▼▼▼

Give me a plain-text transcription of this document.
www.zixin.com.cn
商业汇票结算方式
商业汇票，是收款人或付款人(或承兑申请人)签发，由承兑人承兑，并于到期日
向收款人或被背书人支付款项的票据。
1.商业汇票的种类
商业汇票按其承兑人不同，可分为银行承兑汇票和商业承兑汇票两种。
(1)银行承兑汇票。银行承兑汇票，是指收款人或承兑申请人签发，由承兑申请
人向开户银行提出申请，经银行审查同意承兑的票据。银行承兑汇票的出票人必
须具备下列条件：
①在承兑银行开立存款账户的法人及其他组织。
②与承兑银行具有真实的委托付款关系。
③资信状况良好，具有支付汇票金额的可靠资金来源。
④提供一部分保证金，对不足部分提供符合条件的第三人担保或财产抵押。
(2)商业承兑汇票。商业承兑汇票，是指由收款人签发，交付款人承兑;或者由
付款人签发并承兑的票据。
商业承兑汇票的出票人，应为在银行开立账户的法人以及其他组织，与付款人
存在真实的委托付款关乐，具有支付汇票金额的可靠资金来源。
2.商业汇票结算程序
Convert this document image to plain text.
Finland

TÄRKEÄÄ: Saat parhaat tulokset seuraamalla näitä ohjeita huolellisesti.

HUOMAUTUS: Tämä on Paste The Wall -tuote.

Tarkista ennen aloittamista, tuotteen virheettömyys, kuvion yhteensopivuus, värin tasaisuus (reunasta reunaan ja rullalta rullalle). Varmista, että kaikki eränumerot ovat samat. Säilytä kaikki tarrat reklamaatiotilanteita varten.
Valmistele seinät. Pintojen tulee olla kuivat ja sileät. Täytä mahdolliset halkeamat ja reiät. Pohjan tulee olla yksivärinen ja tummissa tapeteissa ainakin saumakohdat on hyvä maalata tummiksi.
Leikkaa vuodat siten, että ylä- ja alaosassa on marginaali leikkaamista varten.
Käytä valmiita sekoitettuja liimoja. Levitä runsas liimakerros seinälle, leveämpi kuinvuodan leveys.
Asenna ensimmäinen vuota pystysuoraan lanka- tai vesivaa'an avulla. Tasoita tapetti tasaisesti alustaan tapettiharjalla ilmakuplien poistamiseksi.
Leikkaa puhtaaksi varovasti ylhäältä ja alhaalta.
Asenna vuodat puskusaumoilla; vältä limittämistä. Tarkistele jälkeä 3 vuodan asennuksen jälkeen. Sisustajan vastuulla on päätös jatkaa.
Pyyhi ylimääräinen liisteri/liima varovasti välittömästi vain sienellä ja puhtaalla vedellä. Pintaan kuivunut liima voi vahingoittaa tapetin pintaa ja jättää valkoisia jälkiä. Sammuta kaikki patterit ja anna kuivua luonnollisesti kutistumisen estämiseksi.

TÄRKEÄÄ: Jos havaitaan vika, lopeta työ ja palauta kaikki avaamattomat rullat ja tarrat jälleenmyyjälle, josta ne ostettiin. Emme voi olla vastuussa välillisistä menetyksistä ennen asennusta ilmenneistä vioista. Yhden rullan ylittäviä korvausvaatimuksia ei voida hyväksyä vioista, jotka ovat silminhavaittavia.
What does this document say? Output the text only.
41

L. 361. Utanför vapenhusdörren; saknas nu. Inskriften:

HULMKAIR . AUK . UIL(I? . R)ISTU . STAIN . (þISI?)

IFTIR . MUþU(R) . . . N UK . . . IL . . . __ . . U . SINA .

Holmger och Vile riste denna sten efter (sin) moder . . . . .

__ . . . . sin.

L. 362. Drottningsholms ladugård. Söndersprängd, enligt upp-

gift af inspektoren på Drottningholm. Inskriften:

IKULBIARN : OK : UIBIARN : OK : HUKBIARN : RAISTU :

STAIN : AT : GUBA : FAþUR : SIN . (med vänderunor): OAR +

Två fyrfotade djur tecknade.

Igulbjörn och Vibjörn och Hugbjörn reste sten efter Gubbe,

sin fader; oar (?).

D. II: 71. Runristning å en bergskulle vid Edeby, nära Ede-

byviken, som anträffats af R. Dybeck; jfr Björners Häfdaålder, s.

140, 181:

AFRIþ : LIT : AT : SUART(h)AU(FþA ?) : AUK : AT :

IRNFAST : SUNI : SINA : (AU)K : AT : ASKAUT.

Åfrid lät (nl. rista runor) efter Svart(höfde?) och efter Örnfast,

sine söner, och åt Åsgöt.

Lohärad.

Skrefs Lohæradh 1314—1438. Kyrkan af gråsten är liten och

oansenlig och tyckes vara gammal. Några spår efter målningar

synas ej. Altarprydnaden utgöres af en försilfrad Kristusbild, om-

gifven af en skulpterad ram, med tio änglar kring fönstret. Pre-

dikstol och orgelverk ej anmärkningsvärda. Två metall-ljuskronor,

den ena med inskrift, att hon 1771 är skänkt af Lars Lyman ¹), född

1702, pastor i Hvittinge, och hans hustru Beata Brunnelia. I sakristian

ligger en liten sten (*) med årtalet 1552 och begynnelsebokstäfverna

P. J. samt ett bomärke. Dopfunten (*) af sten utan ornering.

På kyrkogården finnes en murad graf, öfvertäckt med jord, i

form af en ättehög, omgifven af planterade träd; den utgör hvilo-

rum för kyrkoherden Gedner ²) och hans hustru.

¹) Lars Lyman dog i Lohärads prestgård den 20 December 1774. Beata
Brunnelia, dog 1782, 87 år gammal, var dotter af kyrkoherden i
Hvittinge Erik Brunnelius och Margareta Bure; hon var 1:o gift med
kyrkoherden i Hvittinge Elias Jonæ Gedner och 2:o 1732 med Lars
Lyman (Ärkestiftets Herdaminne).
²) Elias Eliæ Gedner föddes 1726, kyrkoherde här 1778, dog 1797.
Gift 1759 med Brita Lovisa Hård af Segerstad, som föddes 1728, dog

▲▲▲

§ **Problem to solve**
Transcribe each entry exactly.

§ **Answer below**
Give me a plain-text transcription of this document.
www.zixin.com.cn
商业汇票结算方式
商业汇票，是收款人或付款人(或承兑申请人)签发，由承兑人承兑，并于到期日
向收款人或被背书人支付款项的票据。
1.商业汇票的种类
商业汇票按其承兑人不同，可分为银行承兑汇票和商业承兑汇票两种。
(1)银行承兑汇票。银行承兑汇票，是指收款人或承兑申请人签发，由承兑申请
人向开户银行提出申请，经银行审查同意承兑的票据。银行承兑汇票的出票人必
须具备下列条件：
①在承兑银行开立存款账户的法人及其他组织。
②与承兑银行具有真实的委托付款关系。
③资信状况良好，具有支付汇票金额的可靠资金来源。
④提供一部分保证金，对不足部分提供符合条件的第三人担保或财产抵押。
(2)商业承兑汇票。商业承兑汇票，是指由收款人签发，交付款人承兑;或者由
付款人签发并承兑的票据。
商业承兑汇票的出票人，应为在银行开立账户的法人以及其他组织，与付款人
存在真实的委托付款关乐，具有支付汇票金额的可靠资金来源。
2.商业汇票结算程序
Convert this document image to plain text.
Finland

TÄRKEÄÄ: Saat parhaat tulokset seuraamalla näitä ohjeita huolellisesti.

HUOMAUTUS: Tämä on Paste The Wall -tuote.

Tarkista ennen aloittamista, tuotteen virheettömyys, kuvion yhteensopivuus, värin tasaisuus (reunasta reunaan ja rullalta rullalle). Varmista, että kaikki eränumerot ovat samat. Säilytä kaikki tarrat reklamaatiotilanteita varten.
Valmistele seinät. Pintojen tulee olla kuivat ja sileät. Täytä mahdolliset halkeamat ja reiät. Pohjan tulee olla yksivärinen ja tummissa tapeteissa ainakin saumakohdat on hyvä maalata tummiksi.
Leikkaa vuodat siten, että ylä- ja alaosassa on marginaali leikkaamista varten.
Käytä valmiita sekoitettuja liimoja. Levitä runsas liimakerros seinälle, leveämpi kuinvuodan leveys.
Asenna ensimmäinen vuota pystysuoraan lanka- tai vesivaa'an avulla. Tasoita tapetti tasaisesti alustaan tapettiharjalla ilmakuplien poistamiseksi.
Leikkaa puhtaaksi varovasti ylhäältä ja alhaalta.
Asenna vuodat puskusaumoilla; vältä limittämistä. Tarkistele jälkeä 3 vuodan asennuksen jälkeen. Sisustajan vastuulla on päätös jatkaa.
Pyyhi ylimääräinen liisteri/liima varovasti välittömästi vain sienellä ja puhtaalla vedellä. Pintaan kuivunut liima voi vahingoittaa tapetin pintaa ja jättää valkoisia jälkiä. Sammuta kaikki patterit ja anna kuivua luonnollisesti kutistumisen estämiseksi.

TÄRKEÄÄ: Jos havaitaan vika, lopeta työ ja palauta kaikki avaamattomat rullat ja tarrat jälleenmyyjälle, josta ne ostettiin. Emme voi olla vastuussa välillisistä menetyksistä ennen asennusta ilmenneistä vioista. Yhden rullan ylittäviä korvausvaatimuksia ei voida hyväksyä vioista, jotka ovat silminhavaittavia.
What does this document say? Output the text only.
41

L. 361. Utanför vapenhusdörren; saknas nu. Inskriften:

HULMKAIR . AUK . UIL(I? . R)ISTU . STAIN . (þISI?)

IFTIR . MUþU(R) . . . N UK . . . IL . . . __ . . U . SINA .

Holmger och Vile riste denna sten efter (sin) moder . . . . .

__ . . . . sin.

L. 362. Drottningsholms ladugård. Söndersprängd, enligt upp-

gift af inspektoren på Drottningholm. Inskriften:

IKULBIARN : OK : UIBIARN : OK : HUKBIARN : RAISTU :

STAIN : AT : GUBA : FAþUR : SIN . (med vänderunor): OAR +

Två fyrfotade djur tecknade.

Igulbjörn och Vibjörn och Hugbjörn reste sten efter Gubbe,

sin fader; oar (?).

D. II: 71. Runristning å en bergskulle vid Edeby, nära Ede-

byviken, som anträffats af R. Dybeck; jfr Björners Häfdaålder, s.

140, 181:

AFRIþ : LIT : AT : SUART(h)AU(FþA ?) : AUK : AT :

IRNFAST : SUNI : SINA : (AU)K : AT : ASKAUT.

Åfrid lät (nl. rista runor) efter Svart(höfde?) och efter Örnfast,

sine söner, och åt Åsgöt.

Lohärad.

Skrefs Lohæradh 1314—1438. Kyrkan af gråsten är liten och

oansenlig och tyckes vara gammal. Några spår efter målningar

synas ej. Altarprydnaden utgöres af en försilfrad Kristusbild, om-

gifven af en skulpterad ram, med tio änglar kring fönstret. Pre-

dikstol och orgelverk ej anmärkningsvärda. Två metall-ljuskronor,

den ena med inskrift, att hon 1771 är skänkt af Lars Lyman ¹), född

1702, pastor i Hvittinge, och hans hustru Beata Brunnelia. I sakristian

ligger en liten sten (*) med årtalet 1552 och begynnelsebokstäfverna

P. J. samt ett bomärke. Dopfunten (*) af sten utan ornering.

På kyrkogården finnes en murad graf, öfvertäckt med jord, i

form af en ättehög, omgifven af planterade träd; den utgör hvilo-

rum för kyrkoherden Gedner ²) och hans hustru.

¹) Lars Lyman dog i Lohärads prestgård den 20 December 1774. Beata
Brunnelia, dog 1782, 87 år gammal, var dotter af kyrkoherden i
Hvittinge Erik Brunnelius och Margareta Bure; hon var 1:o gift med
kyrkoherden i Hvittinge Elias Jonæ Gedner och 2:o 1732 med Lars
Lyman (Ärkestiftets Herdaminne).
²) Elias Eliæ Gedner föddes 1726, kyrkoherde här 1778, dog 1797.
Gift 1759 med Brita Lovisa Hård af Segerstad, som föddes 1728, dog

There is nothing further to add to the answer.